■ **Given task**:
In the entries below, find every line holding the string "text" and collect it.

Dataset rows
— BEGIN —
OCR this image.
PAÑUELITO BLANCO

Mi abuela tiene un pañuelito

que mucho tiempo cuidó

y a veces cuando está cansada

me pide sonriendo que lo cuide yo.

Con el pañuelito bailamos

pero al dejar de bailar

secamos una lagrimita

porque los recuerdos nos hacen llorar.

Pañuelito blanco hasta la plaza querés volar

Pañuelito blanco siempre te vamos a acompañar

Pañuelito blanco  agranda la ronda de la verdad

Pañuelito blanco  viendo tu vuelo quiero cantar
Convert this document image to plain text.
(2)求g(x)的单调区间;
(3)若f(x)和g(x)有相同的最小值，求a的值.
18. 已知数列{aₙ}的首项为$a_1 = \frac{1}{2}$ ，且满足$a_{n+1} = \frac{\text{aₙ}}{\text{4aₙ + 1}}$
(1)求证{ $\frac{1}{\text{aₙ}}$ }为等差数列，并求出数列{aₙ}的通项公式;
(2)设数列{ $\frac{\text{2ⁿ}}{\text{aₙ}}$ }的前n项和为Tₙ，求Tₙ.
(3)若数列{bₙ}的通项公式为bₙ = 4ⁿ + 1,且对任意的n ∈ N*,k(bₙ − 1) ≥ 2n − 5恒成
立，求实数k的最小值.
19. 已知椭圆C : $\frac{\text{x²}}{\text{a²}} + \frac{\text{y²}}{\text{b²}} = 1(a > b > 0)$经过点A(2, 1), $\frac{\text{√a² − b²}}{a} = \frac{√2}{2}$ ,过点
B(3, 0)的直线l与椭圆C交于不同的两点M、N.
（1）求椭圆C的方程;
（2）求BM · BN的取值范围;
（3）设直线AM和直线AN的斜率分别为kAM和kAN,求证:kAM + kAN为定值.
— END —
■ **Final result**:
Convert this document image to plain text.
18. 已知数列{aₙ}的首项为$a_1 = \frac{1}{2}$ ，且满足$a_{n+1} = \frac{\text{aₙ}}{\text{4aₙ + 1}}$
(1)求证{ $\frac{1}{\text{aₙ}}$ }为等差数列，并求出数列{aₙ}的通项公式;
(2)设数列{ $\frac{\text{2ⁿ}}{\text{aₙ}}$ }的前n项和为Tₙ，求Tₙ.
19. 已知椭圆C : $\frac{\text{x²}}{\text{a²}} + \frac{\text{y²}}{\text{b²}} = 1(a > b > 0)$经过点A(2, 1), $\frac{\text{√a² − b²}}{a} = \frac{√2}{2}$ ,过点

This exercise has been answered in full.